What to do:
Quote every line as written. Omit pictures.

Records supplied:
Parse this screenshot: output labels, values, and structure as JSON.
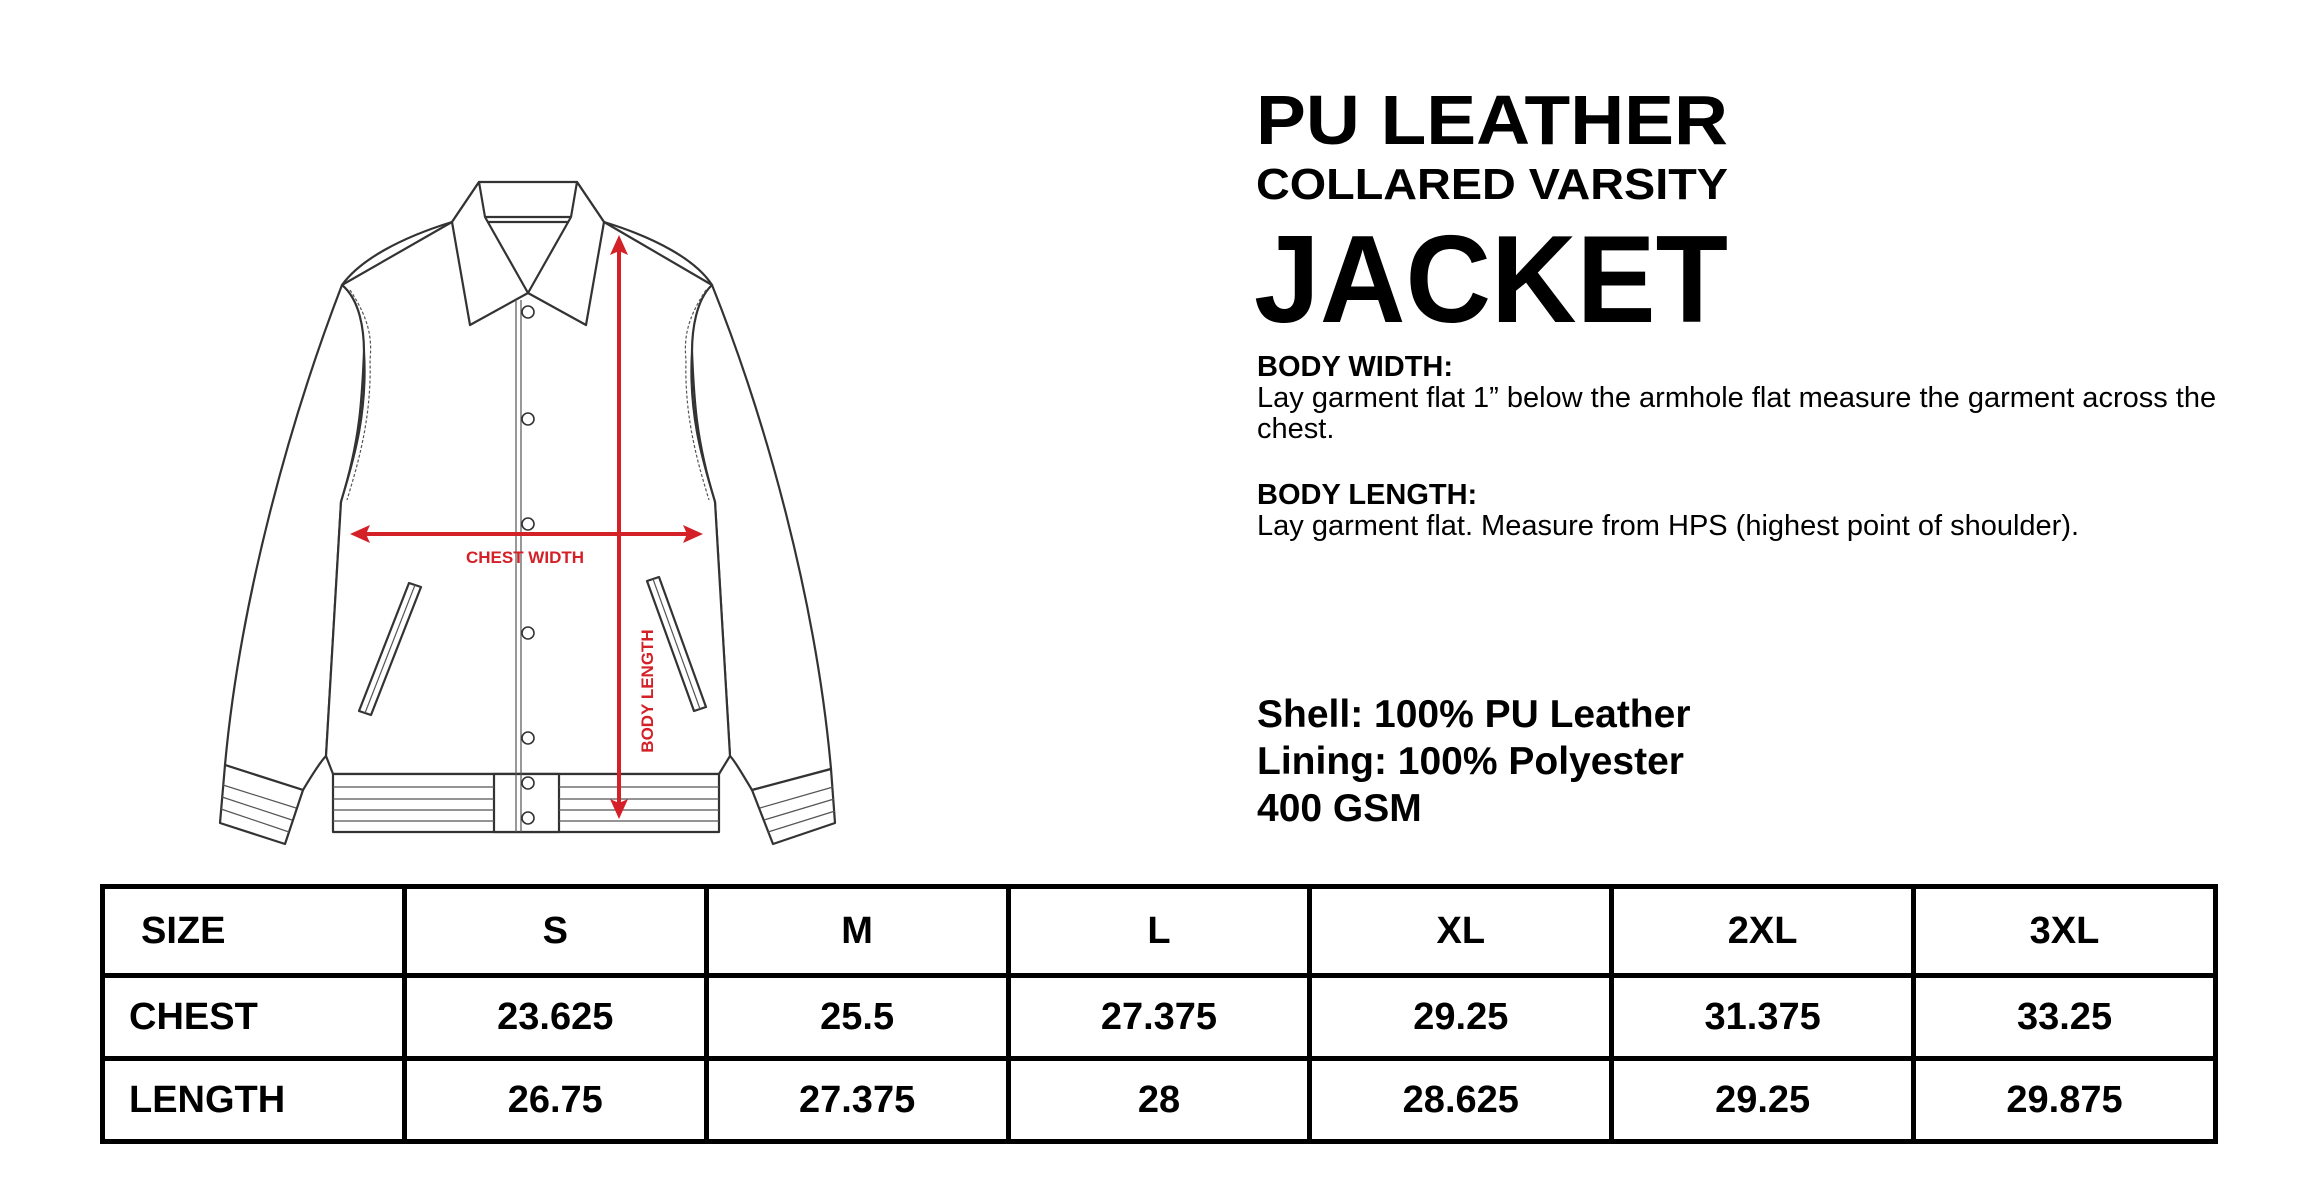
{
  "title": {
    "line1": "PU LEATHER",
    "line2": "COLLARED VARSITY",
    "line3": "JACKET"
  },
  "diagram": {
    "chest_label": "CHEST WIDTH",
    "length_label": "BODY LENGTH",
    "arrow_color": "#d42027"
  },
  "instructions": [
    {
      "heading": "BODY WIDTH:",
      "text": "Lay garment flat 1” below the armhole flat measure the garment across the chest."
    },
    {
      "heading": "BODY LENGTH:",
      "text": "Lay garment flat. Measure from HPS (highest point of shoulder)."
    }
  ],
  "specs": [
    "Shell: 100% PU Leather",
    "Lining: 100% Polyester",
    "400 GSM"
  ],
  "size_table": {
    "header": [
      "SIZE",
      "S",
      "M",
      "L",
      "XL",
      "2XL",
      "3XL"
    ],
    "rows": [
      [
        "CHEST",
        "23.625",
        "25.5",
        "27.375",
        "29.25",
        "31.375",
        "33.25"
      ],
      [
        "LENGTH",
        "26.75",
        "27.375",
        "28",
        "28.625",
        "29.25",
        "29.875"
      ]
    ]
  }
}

Answer to this task:
Parse this screenshot: output labels, values, and structure as JSON.
{
  "title": {
    "line1": "PU LEATHER",
    "line2": "COLLARED VARSITY",
    "line3": "JACKET"
  },
  "diagram": {
    "chest_label": "CHEST WIDTH",
    "length_label": "BODY LENGTH",
    "arrow_color": "#d42027"
  },
  "instructions": [
    {
      "heading": "BODY WIDTH:",
      "text": "Lay garment flat 1” below the armhole flat measure the garment across the chest."
    },
    {
      "heading": "BODY LENGTH:",
      "text": "Lay garment flat. Measure from HPS (highest point of shoulder)."
    }
  ],
  "specs": [
    "Shell: 100% PU Leather",
    "Lining: 100% Polyester",
    "400 GSM"
  ],
  "size_table": {
    "header": [
      "SIZE",
      "S",
      "M",
      "L",
      "XL",
      "2XL",
      "3XL"
    ],
    "rows": [
      [
        "CHEST",
        "23.625",
        "25.5",
        "27.375",
        "29.25",
        "31.375",
        "33.25"
      ],
      [
        "LENGTH",
        "26.75",
        "27.375",
        "28",
        "28.625",
        "29.25",
        "29.875"
      ]
    ]
  }
}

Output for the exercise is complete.